Stated goal | Extract the complete listing and output it unchanged.

Dataset content |

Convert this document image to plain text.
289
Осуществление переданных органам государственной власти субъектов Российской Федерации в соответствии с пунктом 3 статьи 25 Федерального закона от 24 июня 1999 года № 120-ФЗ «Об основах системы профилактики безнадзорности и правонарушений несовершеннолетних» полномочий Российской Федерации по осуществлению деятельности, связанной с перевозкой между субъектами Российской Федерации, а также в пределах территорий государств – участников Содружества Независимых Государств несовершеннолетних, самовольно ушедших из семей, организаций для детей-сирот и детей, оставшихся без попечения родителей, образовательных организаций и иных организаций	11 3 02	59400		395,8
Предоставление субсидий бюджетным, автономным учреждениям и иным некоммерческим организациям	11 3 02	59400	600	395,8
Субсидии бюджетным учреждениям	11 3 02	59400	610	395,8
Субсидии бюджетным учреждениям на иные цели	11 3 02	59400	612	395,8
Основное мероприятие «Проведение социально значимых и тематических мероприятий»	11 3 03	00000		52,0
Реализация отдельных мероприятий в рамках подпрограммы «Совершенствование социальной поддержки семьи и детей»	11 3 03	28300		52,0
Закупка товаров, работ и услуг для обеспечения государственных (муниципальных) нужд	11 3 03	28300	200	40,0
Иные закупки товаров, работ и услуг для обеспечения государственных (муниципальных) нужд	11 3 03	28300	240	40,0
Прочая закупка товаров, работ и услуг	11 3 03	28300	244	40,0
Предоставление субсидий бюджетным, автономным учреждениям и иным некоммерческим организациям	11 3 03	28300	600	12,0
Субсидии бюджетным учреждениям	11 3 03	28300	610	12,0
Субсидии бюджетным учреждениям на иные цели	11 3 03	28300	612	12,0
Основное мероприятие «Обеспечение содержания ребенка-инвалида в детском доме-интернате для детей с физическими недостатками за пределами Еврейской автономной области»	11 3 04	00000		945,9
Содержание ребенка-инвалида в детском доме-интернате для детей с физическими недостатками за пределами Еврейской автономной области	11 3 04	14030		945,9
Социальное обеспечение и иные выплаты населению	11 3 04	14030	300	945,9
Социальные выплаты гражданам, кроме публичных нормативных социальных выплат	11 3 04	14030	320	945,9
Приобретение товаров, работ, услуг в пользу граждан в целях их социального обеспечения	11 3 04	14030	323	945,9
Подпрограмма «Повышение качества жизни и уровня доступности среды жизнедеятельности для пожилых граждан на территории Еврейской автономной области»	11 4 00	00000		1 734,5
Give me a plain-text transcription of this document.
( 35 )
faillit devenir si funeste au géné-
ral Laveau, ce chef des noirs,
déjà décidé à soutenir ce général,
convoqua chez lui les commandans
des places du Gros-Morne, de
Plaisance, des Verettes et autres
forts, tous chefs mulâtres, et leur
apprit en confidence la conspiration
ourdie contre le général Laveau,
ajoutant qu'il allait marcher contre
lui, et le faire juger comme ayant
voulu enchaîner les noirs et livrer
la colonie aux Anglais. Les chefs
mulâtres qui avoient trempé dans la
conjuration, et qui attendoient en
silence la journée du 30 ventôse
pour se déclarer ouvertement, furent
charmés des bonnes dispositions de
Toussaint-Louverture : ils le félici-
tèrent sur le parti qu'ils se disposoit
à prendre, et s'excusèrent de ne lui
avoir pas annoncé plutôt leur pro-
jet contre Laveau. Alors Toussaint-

Task response |
Convert this document image to plain text.
289
Осуществление переданных органам государственной власти субъектов Российской Федерации в соответствии с пунктом 3 статьи 25 Федерального закона от 24 июня 1999 года № 120-ФЗ «Об основах системы профилактики безнадзорности и правонарушений несовершеннолетних» полномочий Российской Федерации по осуществлению деятельности, связанной с перевозкой между субъектами Российской Федерации, а также в пределах территорий государств – участников Содружества Независимых Государств несовершеннолетних, самовольно ушедших из семей, организаций для детей-сирот и детей, оставшихся без попечения родителей, образовательных организаций и иных организаций	11 3 02	59400		395,8
Предоставление субсидий бюджетным, автономным учреждениям и иным некоммерческим организациям	11 3 02	59400	600	395,8
Субсидии бюджетным учреждениям	11 3 02	59400	610	395,8
Субсидии бюджетным учреждениям на иные цели	11 3 02	59400	612	395,8
Основное мероприятие «Проведение социально значимых и тематических мероприятий»	11 3 03	00000		52,0
Реализация отдельных мероприятий в рамках подпрограммы «Совершенствование социальной поддержки семьи и детей»	11 3 03	28300		52,0
Закупка товаров, работ и услуг для обеспечения государственных (муниципальных) нужд	11 3 03	28300	200	40,0
Иные закупки товаров, работ и услуг для обеспечения государственных (муниципальных) нужд	11 3 03	28300	240	40,0
Прочая закупка товаров, работ и услуг	11 3 03	28300	244	40,0
Предоставление субсидий бюджетным, автономным учреждениям и иным некоммерческим организациям	11 3 03	28300	600	12,0
Субсидии бюджетным учреждениям	11 3 03	28300	610	12,0
Субсидии бюджетным учреждениям на иные цели	11 3 03	28300	612	12,0
Основное мероприятие «Обеспечение содержания ребенка-инвалида в детском доме-интернате для детей с физическими недостатками за пределами Еврейской автономной области»	11 3 04	00000		945,9
Содержание ребенка-инвалида в детском доме-интернате для детей с физическими недостатками за пределами Еврейской автономной области	11 3 04	14030		945,9
Социальное обеспечение и иные выплаты населению	11 3 04	14030	300	945,9
Социальные выплаты гражданам, кроме публичных нормативных социальных выплат	11 3 04	14030	320	945,9
Приобретение товаров, работ, услуг в пользу граждан в целях их социального обеспечения	11 3 04	14030	323	945,9
Подпрограмма «Повышение качества жизни и уровня доступности среды жизнедеятельности для пожилых граждан на территории Еврейской автономной области»	11 4 00	00000		1 734,5
Give me a plain-text transcription of this document.
( 35 )
faillit devenir si funeste au géné-
ral Laveau, ce chef des noirs,
déjà décidé à soutenir ce général,
convoqua chez lui les commandans
des places du Gros-Morne, de
Plaisance, des Verettes et autres
forts, tous chefs mulâtres, et leur
apprit en confidence la conspiration
ourdie contre le général Laveau,
ajoutant qu'il allait marcher contre
lui, et le faire juger comme ayant
voulu enchaîner les noirs et livrer
la colonie aux Anglais. Les chefs
mulâtres qui avoient trempé dans la
conjuration, et qui attendoient en
silence la journée du 30 ventôse
pour se déclarer ouvertement, furent
charmés des bonnes dispositions de
Toussaint-Louverture : ils le félici-
tèrent sur le parti qu'ils se disposoit
à prendre, et s'excusèrent de ne lui
avoir pas annoncé plutôt leur pro-
jet contre Laveau. Alors Toussaint-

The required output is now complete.